[Task details]
For this exercise, copy out each line of the material below that includes "Embeddings".

[Data excerpts]
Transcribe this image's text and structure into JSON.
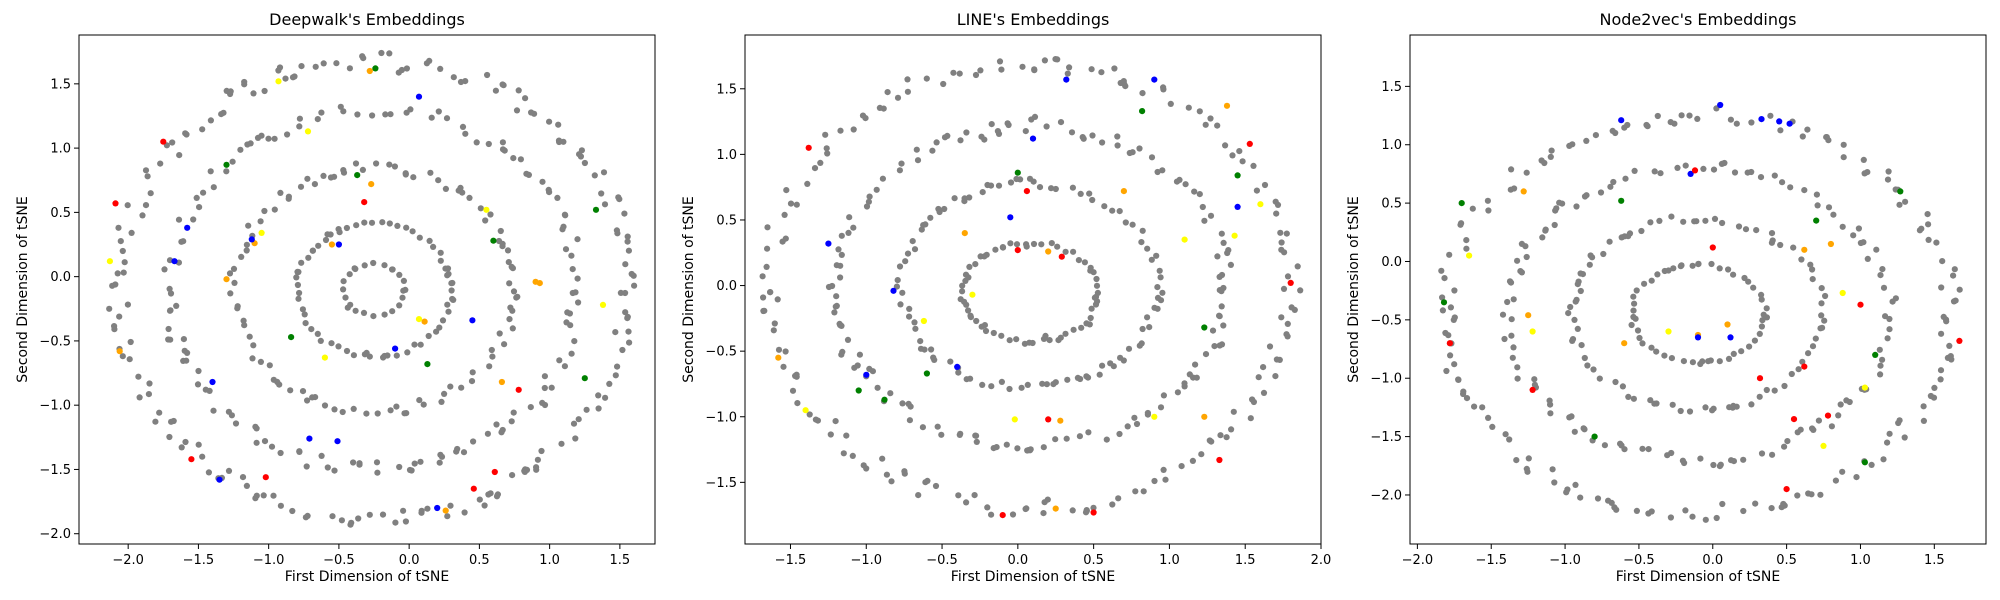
{
  "chart_data": [
    {
      "type": "scatter",
      "title": "Deepwalk's Embeddings",
      "xlabel": "First Dimension of tSNE",
      "ylabel": "Second Dimension of tSNE",
      "xlim": [
        -2.35,
        1.75
      ],
      "ylim": [
        -2.08,
        1.88
      ],
      "xticks": [
        -2.0,
        -1.5,
        -1.0,
        -0.5,
        0.0,
        0.5,
        1.0,
        1.5
      ],
      "xtick_labels": [
        "−2.0",
        "−1.5",
        "−1.0",
        "−0.5",
        "0.0",
        "0.5",
        "1.0",
        "1.5"
      ],
      "yticks": [
        -2.0,
        -1.5,
        -1.0,
        -0.5,
        0.0,
        0.5,
        1.0,
        1.5
      ],
      "ytick_labels": [
        "−2.0",
        "−1.5",
        "−1.0",
        "−0.5",
        "0.0",
        "0.5",
        "1.0",
        "1.5"
      ],
      "grid": false,
      "rings": [
        {
          "cx": -0.25,
          "cy": -0.1,
          "rx": 1.82,
          "ry": 1.78,
          "n": 150,
          "seed": 11
        },
        {
          "cx": -0.25,
          "cy": -0.1,
          "rx": 1.45,
          "ry": 1.4,
          "n": 115,
          "seed": 12
        },
        {
          "cx": -0.25,
          "cy": -0.1,
          "rx": 1.0,
          "ry": 0.95,
          "n": 85,
          "seed": 13
        },
        {
          "cx": -0.25,
          "cy": -0.1,
          "rx": 0.55,
          "ry": 0.52,
          "n": 55,
          "seed": 14
        },
        {
          "cx": -0.25,
          "cy": -0.1,
          "rx": 0.22,
          "ry": 0.2,
          "n": 20,
          "seed": 15
        }
      ],
      "series": [
        {
          "color": "#ffa500",
          "x": [
            -0.28,
            -0.55,
            0.93,
            -2.06,
            0.11,
            -1.1,
            0.66,
            0.26,
            -0.27,
            -1.3,
            0.9
          ],
          "y": [
            1.6,
            0.25,
            -0.05,
            -0.58,
            -0.35,
            0.26,
            -0.82,
            -1.82,
            0.72,
            -0.02,
            -0.04
          ]
        },
        {
          "color": "#ffff00",
          "x": [
            -0.72,
            0.07,
            1.38,
            -2.13,
            -0.93,
            -1.05,
            0.55,
            -0.6
          ],
          "y": [
            1.13,
            -0.33,
            -0.22,
            0.12,
            1.52,
            0.34,
            0.52,
            -0.63
          ]
        },
        {
          "color": "#0000ff",
          "x": [
            0.07,
            -0.5,
            -1.12,
            -1.67,
            -0.71,
            -0.51,
            0.2,
            0.45,
            -1.35,
            -0.1,
            -1.4,
            -1.58
          ],
          "y": [
            1.4,
            0.25,
            0.29,
            0.12,
            -1.26,
            -1.28,
            -1.8,
            -0.34,
            -1.58,
            -0.56,
            -0.82,
            0.38
          ]
        },
        {
          "color": "#ff0000",
          "x": [
            -1.75,
            0.46,
            -1.02,
            -2.09,
            0.78,
            -1.55,
            -0.32,
            0.61
          ],
          "y": [
            1.05,
            -1.65,
            -1.56,
            0.57,
            -0.88,
            -1.42,
            0.58,
            -1.52
          ]
        },
        {
          "color": "#008000",
          "x": [
            -0.24,
            -0.37,
            1.33,
            1.25,
            0.13,
            -0.84,
            0.6,
            -1.3
          ],
          "y": [
            1.62,
            0.79,
            0.52,
            -0.79,
            -0.68,
            -0.47,
            0.28,
            0.87
          ]
        }
      ]
    },
    {
      "type": "scatter",
      "title": "LINE's Embeddings",
      "xlabel": "First Dimension of tSNE",
      "ylabel": "Second Dimension of tSNE",
      "xlim": [
        -1.8,
        2.0
      ],
      "ylim": [
        -1.97,
        1.91
      ],
      "xticks": [
        -1.5,
        -1.0,
        -0.5,
        0.0,
        0.5,
        1.0,
        1.5,
        2.0
      ],
      "xtick_labels": [
        "−1.5",
        "−1.0",
        "−0.5",
        "0.0",
        "0.5",
        "1.0",
        "1.5",
        "2.0"
      ],
      "yticks": [
        -1.5,
        -1.0,
        -0.5,
        0.0,
        0.5,
        1.0,
        1.5
      ],
      "ytick_labels": [
        "−1.5",
        "−1.0",
        "−0.5",
        "0.0",
        "0.5",
        "1.0",
        "1.5"
      ],
      "grid": false,
      "rings": [
        {
          "cx": 0.08,
          "cy": 0.0,
          "rx": 1.72,
          "ry": 1.7,
          "n": 140,
          "seed": 21
        },
        {
          "cx": 0.08,
          "cy": 0.0,
          "rx": 1.3,
          "ry": 1.22,
          "n": 110,
          "seed": 22
        },
        {
          "cx": 0.08,
          "cy": 0.0,
          "rx": 0.85,
          "ry": 0.78,
          "n": 80,
          "seed": 23
        },
        {
          "cx": 0.08,
          "cy": -0.05,
          "rx": 0.45,
          "ry": 0.38,
          "n": 50,
          "seed": 24
        }
      ],
      "series": [
        {
          "color": "#ffa500",
          "x": [
            0.25,
            0.28,
            -0.35,
            0.7,
            1.38,
            0.2,
            1.23,
            -1.58
          ],
          "y": [
            -1.7,
            -1.03,
            0.4,
            0.72,
            1.37,
            0.26,
            -1.0,
            -0.55
          ]
        },
        {
          "color": "#ffff00",
          "x": [
            1.6,
            1.43,
            1.1,
            -0.02,
            -1.4,
            0.9,
            -0.3,
            -0.62
          ],
          "y": [
            0.62,
            0.38,
            0.35,
            -1.02,
            -0.95,
            -1.0,
            -0.07,
            -0.27
          ]
        },
        {
          "color": "#0000ff",
          "x": [
            0.32,
            0.9,
            0.1,
            -1.25,
            -0.4,
            -1.0,
            1.45,
            -0.05,
            -0.82
          ],
          "y": [
            1.57,
            1.57,
            1.12,
            0.32,
            -0.62,
            -0.68,
            0.6,
            0.52,
            -0.04
          ]
        },
        {
          "color": "#ff0000",
          "x": [
            0.06,
            1.53,
            -1.38,
            0.2,
            0.5,
            1.8,
            -0.1,
            0.0,
            1.33,
            0.29
          ],
          "y": [
            0.72,
            1.08,
            1.05,
            -1.02,
            -1.73,
            0.02,
            -1.75,
            0.27,
            -1.33,
            0.22
          ]
        },
        {
          "color": "#008000",
          "x": [
            0.0,
            -1.05,
            0.82,
            -0.88,
            1.23,
            -0.6,
            1.45
          ],
          "y": [
            0.86,
            -0.8,
            1.33,
            -0.87,
            -0.32,
            -0.67,
            0.84
          ]
        }
      ]
    },
    {
      "type": "scatter",
      "title": "Node2vec's Embeddings",
      "xlabel": "First Dimension of tSNE",
      "ylabel": "Second Dimension of tSNE",
      "xlim": [
        -2.05,
        1.85
      ],
      "ylim": [
        -2.42,
        1.94
      ],
      "xticks": [
        -2.0,
        -1.5,
        -1.0,
        -0.5,
        0.0,
        0.5,
        1.0,
        1.5
      ],
      "xtick_labels": [
        "−2.0",
        "−1.5",
        "−1.0",
        "−0.5",
        "0.0",
        "0.5",
        "1.0",
        "1.5"
      ],
      "yticks": [
        -2.0,
        -1.5,
        -1.0,
        -0.5,
        0.0,
        0.5,
        1.0,
        1.5
      ],
      "ytick_labels": [
        "−2.0",
        "−1.5",
        "−1.0",
        "−0.5",
        "0.0",
        "0.5",
        "1.0",
        "1.5"
      ],
      "grid": false,
      "rings": [
        {
          "cx": -0.1,
          "cy": -0.45,
          "rx": 1.72,
          "ry": 1.7,
          "n": 130,
          "seed": 31
        },
        {
          "cx": -0.1,
          "cy": -0.45,
          "rx": 1.3,
          "ry": 1.25,
          "n": 100,
          "seed": 32
        },
        {
          "cx": -0.1,
          "cy": -0.45,
          "rx": 0.85,
          "ry": 0.82,
          "n": 70,
          "seed": 33
        },
        {
          "cx": -0.1,
          "cy": -0.45,
          "rx": 0.45,
          "ry": 0.42,
          "n": 45,
          "seed": 34
        }
      ],
      "series": [
        {
          "color": "#ffa500",
          "x": [
            -1.25,
            0.62,
            -0.1,
            0.1,
            -1.28,
            0.8,
            -0.6
          ],
          "y": [
            -0.46,
            0.1,
            -0.63,
            -0.54,
            0.6,
            0.15,
            -0.7
          ]
        },
        {
          "color": "#ffff00",
          "x": [
            0.75,
            1.03,
            -1.65,
            -0.3,
            0.88,
            -1.22
          ],
          "y": [
            -1.58,
            -1.08,
            0.05,
            -0.6,
            -0.27,
            -0.6
          ]
        },
        {
          "color": "#0000ff",
          "x": [
            -0.62,
            0.33,
            0.45,
            0.52,
            0.05,
            -0.15,
            -0.1,
            0.12
          ],
          "y": [
            1.21,
            1.22,
            1.2,
            1.18,
            1.34,
            0.75,
            -0.65,
            -0.65
          ]
        },
        {
          "color": "#ff0000",
          "x": [
            1.67,
            0.32,
            0.55,
            1.0,
            0.62,
            0.78,
            -1.22,
            -0.12,
            -1.78,
            0.5,
            0.0
          ],
          "y": [
            -0.68,
            -1.0,
            -1.35,
            -0.37,
            -0.9,
            -1.32,
            -1.1,
            0.78,
            -0.7,
            -1.95,
            0.12
          ]
        },
        {
          "color": "#008000",
          "x": [
            -1.82,
            1.1,
            -1.7,
            -0.62,
            0.7,
            1.03,
            -0.8,
            1.27
          ],
          "y": [
            -0.35,
            -0.8,
            0.5,
            0.52,
            0.35,
            -1.72,
            -1.5,
            0.6
          ]
        }
      ]
    }
  ]
}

[Task result]
      "title": "Deepwalk's Embeddings",
      "title": "LINE's Embeddings",
      "title": "Node2vec's Embeddings",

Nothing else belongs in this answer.